■ **Objective**:
Of the lines listed below, how many contain the string "value"? Answer with the number alone.

── Records shown

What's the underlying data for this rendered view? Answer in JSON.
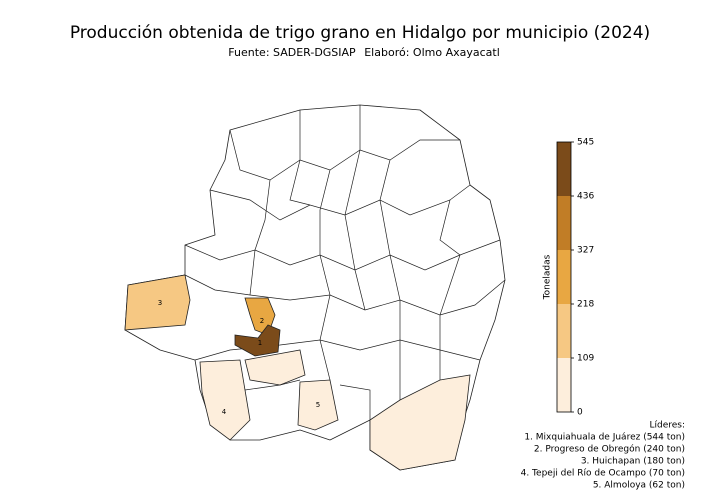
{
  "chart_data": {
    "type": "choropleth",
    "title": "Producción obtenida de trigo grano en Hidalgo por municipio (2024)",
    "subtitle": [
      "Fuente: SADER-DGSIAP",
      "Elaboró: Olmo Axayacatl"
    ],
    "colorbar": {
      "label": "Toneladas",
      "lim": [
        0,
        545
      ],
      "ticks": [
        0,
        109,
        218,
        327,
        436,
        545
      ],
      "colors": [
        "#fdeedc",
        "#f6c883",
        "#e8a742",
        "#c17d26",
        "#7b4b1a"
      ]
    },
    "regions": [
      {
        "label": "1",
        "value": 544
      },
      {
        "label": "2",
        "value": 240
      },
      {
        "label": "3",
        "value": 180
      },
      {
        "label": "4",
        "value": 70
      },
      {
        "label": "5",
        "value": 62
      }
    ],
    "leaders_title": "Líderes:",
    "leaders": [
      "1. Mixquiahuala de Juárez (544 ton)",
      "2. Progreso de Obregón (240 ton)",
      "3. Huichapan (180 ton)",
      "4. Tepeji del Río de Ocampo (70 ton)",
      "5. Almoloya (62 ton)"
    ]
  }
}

────

■ **Finished task**:
5